[Data items]
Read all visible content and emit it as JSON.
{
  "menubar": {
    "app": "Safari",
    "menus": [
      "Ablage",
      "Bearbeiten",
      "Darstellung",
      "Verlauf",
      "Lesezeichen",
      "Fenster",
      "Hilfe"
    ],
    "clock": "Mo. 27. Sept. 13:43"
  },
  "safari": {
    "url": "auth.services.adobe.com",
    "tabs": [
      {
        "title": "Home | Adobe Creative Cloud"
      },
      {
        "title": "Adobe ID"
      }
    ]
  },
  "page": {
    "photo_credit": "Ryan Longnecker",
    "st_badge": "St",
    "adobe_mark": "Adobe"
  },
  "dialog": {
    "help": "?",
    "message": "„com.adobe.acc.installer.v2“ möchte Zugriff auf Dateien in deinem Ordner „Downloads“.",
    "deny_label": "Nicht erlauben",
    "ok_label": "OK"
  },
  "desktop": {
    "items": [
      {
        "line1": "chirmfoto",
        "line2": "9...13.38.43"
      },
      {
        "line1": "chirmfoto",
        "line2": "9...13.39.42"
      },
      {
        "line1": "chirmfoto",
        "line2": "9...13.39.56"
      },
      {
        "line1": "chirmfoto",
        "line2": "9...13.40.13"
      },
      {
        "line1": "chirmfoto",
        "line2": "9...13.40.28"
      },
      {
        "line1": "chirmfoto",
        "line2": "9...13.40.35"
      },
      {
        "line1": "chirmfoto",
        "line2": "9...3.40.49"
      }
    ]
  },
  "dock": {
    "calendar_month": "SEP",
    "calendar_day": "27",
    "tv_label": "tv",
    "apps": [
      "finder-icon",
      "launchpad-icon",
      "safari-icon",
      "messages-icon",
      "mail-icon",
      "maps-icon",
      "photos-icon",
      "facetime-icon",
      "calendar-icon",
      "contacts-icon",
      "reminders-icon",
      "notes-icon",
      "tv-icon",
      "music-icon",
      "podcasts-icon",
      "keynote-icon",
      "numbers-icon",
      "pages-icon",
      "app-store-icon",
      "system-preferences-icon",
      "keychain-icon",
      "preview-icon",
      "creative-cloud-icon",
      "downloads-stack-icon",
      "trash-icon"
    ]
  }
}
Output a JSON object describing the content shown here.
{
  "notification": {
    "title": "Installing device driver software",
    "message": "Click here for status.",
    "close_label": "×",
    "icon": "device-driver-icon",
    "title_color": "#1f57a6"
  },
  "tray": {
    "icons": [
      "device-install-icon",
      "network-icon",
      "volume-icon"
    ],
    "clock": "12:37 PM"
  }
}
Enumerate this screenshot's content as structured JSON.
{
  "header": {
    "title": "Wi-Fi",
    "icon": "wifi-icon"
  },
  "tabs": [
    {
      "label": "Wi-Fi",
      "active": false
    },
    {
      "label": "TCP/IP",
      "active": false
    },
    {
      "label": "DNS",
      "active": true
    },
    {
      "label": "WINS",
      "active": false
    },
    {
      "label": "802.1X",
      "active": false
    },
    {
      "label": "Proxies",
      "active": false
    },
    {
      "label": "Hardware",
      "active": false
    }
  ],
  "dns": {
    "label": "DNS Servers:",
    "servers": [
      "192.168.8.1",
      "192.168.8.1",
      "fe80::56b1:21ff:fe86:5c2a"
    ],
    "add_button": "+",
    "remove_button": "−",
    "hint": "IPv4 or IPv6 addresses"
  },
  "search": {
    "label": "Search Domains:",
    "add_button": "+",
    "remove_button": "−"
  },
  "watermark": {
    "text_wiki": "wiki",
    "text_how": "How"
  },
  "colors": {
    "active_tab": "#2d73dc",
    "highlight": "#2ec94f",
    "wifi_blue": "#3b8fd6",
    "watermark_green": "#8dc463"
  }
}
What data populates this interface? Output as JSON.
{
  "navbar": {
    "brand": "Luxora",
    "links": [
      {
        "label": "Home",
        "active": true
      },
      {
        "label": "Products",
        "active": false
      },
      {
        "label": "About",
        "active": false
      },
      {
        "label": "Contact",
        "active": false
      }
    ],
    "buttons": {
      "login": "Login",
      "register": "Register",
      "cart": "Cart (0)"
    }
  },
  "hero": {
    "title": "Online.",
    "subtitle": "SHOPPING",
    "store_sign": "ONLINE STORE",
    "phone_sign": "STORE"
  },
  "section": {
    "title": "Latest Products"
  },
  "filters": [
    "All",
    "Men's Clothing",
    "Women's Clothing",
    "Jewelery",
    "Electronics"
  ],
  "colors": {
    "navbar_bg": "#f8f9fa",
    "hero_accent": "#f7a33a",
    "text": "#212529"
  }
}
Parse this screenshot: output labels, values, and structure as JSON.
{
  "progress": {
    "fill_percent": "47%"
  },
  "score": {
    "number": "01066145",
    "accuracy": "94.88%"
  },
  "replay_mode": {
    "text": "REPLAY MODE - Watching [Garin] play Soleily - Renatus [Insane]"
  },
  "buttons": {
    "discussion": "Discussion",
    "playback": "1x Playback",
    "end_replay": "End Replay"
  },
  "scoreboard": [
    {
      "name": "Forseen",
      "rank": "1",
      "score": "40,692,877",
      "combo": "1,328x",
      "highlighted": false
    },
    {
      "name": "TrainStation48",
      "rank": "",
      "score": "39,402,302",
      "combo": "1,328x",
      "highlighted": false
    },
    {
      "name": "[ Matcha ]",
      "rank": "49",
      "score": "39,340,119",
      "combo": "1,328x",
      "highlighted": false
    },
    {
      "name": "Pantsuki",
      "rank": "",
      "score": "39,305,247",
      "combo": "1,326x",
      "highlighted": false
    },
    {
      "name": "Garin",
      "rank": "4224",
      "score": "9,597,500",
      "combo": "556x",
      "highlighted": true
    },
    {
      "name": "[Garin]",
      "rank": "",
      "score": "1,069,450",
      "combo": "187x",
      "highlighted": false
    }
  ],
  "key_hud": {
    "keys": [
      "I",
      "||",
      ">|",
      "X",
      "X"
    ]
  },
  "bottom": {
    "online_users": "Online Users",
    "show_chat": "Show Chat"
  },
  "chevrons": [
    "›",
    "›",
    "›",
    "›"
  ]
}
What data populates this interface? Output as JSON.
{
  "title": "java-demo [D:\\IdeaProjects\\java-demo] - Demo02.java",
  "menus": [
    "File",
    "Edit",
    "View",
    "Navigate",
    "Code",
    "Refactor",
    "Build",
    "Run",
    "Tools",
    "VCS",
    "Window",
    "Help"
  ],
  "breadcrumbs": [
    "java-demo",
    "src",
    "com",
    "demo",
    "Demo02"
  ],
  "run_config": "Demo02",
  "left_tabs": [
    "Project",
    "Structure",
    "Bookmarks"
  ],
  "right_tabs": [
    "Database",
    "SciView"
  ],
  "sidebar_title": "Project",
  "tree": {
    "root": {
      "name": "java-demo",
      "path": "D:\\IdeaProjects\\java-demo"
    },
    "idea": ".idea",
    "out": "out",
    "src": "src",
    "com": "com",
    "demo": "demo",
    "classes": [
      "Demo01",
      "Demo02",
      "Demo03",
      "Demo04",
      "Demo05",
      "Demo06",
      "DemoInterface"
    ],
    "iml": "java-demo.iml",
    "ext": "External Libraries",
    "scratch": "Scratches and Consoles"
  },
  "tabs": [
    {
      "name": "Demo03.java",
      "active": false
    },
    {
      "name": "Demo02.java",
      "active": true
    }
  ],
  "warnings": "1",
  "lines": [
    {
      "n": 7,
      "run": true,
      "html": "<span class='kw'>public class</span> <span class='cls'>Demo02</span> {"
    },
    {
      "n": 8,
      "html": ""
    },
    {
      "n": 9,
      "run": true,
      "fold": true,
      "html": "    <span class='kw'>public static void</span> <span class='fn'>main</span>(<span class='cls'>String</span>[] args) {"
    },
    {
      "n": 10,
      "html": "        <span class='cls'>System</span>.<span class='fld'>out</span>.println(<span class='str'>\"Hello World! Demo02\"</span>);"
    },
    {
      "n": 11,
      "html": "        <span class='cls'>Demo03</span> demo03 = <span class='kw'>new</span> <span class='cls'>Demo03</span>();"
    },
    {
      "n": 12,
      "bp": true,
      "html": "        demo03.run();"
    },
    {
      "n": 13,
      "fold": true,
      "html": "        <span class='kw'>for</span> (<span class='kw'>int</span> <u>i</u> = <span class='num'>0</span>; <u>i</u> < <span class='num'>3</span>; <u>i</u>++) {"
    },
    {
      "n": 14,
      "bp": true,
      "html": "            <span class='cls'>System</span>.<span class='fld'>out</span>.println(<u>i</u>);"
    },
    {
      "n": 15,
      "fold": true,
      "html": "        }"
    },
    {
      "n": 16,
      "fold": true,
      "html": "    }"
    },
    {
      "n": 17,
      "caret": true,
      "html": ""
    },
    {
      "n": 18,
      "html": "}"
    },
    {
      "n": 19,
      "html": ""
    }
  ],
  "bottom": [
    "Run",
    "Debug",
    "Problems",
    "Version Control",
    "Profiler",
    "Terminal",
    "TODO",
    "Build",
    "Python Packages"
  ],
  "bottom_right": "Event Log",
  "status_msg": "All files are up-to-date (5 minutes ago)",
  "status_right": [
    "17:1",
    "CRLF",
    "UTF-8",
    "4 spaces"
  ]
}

#### OBJECTIVE:
Select from the material above each line in which the string "name" appears, and list those lines.

#### OUTPUT BELOW:
      "name": "Forseen",
      "name": "TrainStation48",
      "name": "[ Matcha ]",
      "name": "Pantsuki",
      "name": "Garin",
      "name": "[Garin]",
      "name": "java-demo",
      "name": "Demo03.java",
      "name": "Demo02.java",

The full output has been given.